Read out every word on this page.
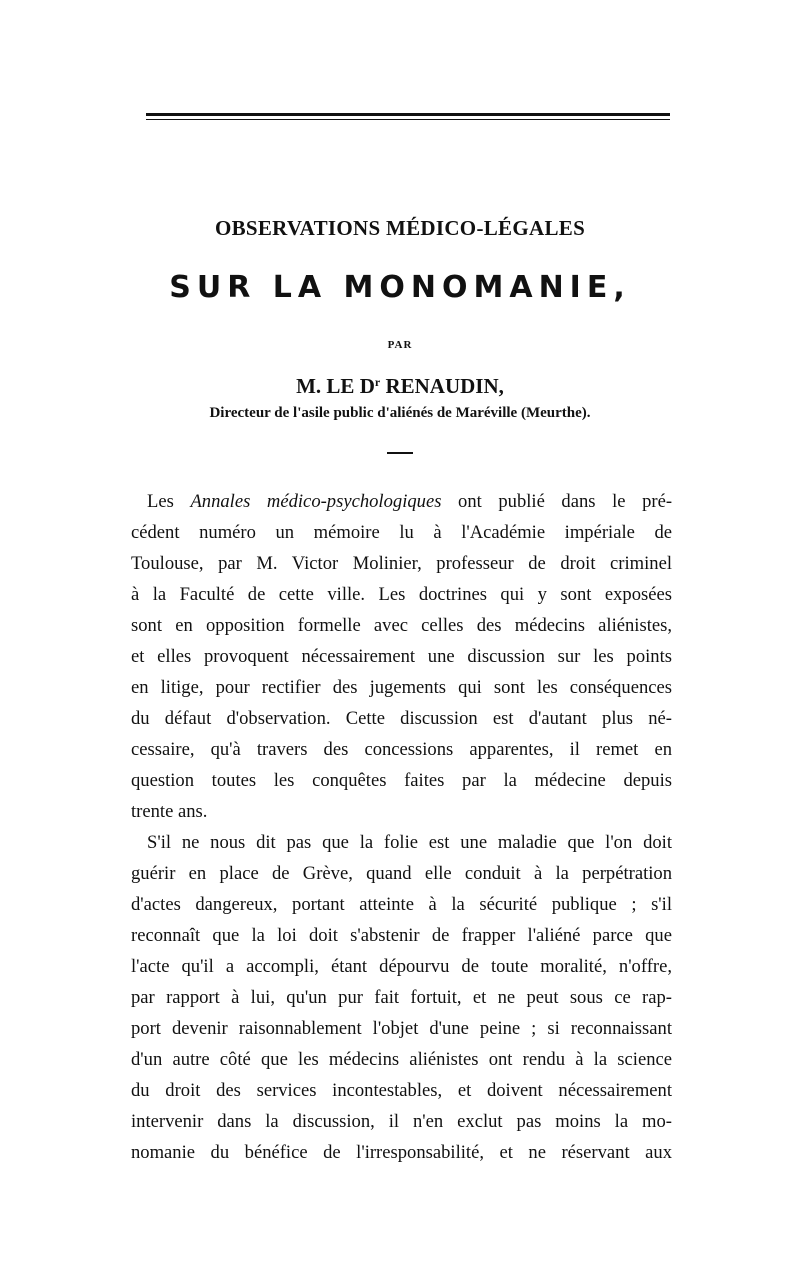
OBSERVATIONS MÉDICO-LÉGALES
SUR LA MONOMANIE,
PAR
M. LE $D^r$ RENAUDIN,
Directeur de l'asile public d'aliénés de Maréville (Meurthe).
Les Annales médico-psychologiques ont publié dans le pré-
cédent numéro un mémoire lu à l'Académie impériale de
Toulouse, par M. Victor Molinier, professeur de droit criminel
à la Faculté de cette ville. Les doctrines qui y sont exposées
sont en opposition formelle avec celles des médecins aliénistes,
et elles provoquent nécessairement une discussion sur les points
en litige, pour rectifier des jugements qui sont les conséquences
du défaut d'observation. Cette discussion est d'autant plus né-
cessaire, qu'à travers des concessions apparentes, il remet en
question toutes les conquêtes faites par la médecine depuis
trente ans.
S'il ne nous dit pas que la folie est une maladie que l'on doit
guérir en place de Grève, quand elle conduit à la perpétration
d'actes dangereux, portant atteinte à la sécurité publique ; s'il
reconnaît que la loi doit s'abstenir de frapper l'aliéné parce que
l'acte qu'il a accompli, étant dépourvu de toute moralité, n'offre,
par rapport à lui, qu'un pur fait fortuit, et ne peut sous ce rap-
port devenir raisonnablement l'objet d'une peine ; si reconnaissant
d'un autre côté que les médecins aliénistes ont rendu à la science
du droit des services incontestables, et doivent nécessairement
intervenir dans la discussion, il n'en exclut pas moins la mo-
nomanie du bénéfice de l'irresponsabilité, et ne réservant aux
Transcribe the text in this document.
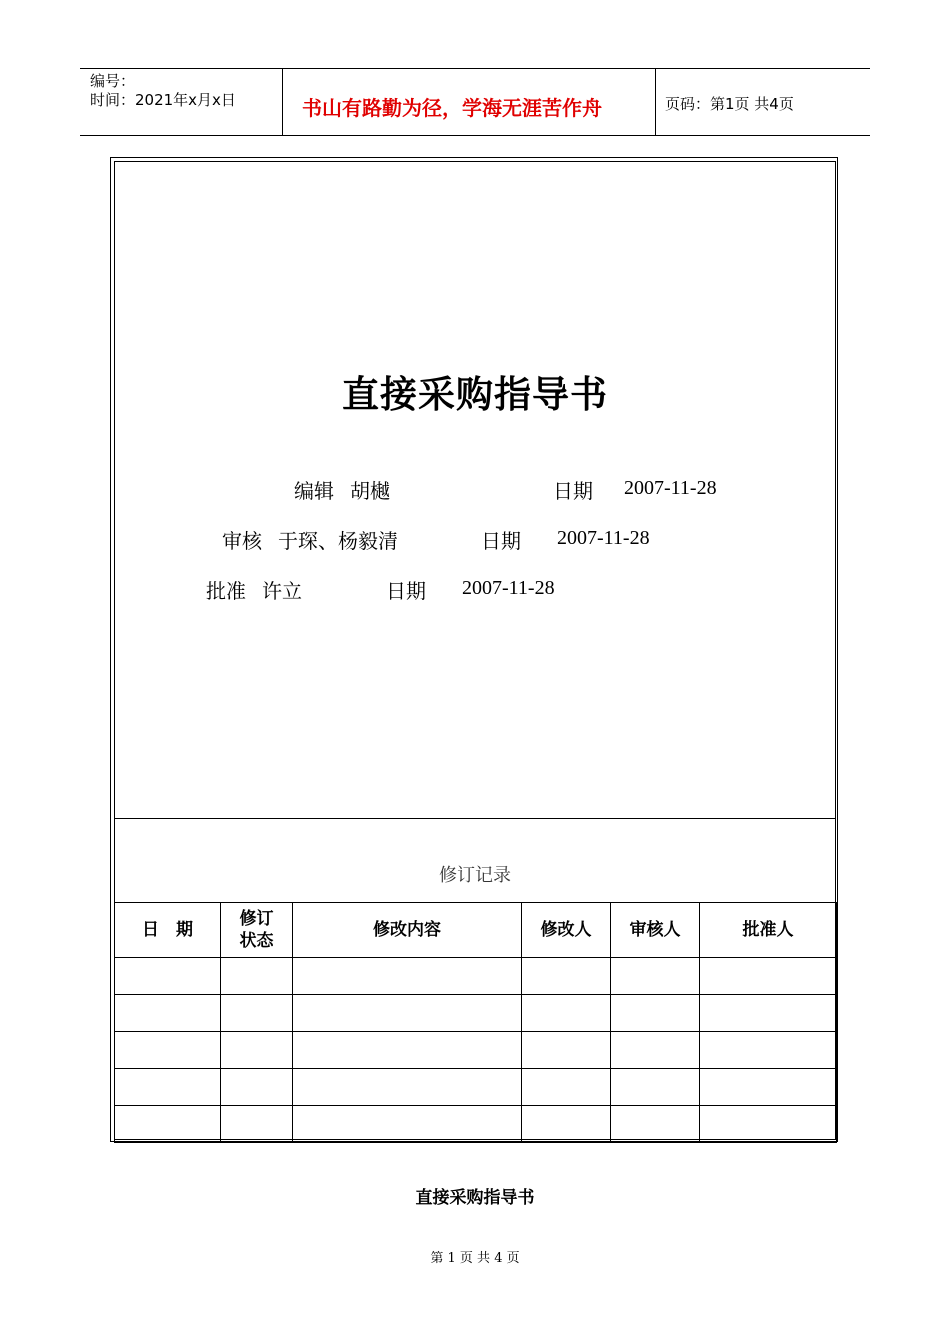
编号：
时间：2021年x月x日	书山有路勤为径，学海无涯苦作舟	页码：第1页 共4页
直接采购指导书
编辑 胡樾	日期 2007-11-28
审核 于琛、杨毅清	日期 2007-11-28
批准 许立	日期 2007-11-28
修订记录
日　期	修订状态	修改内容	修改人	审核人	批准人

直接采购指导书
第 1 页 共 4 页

====

WHAT IS REQUIRED
List each line in the listing that contains the string "dans".

THE REPLY
Les Annales médico-psychologiques ont publié dans le pré-
intervenir dans la discussion, il n'en exclut pas moins la mo-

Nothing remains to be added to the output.